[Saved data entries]
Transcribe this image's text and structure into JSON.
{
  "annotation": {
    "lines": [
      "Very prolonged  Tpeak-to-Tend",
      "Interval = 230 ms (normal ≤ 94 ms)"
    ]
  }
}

**Aim**.
All of the data shown above must be copied exactly.

**Exercise result**.
Transcribe this image's text and structure into JSON.
{
  "annotation": {
    "lines": [
      "Very prolonged  Tpeak-to-Tend",
      "Interval = 230 ms (normal ≤ 94 ms)"
    ]
  }
}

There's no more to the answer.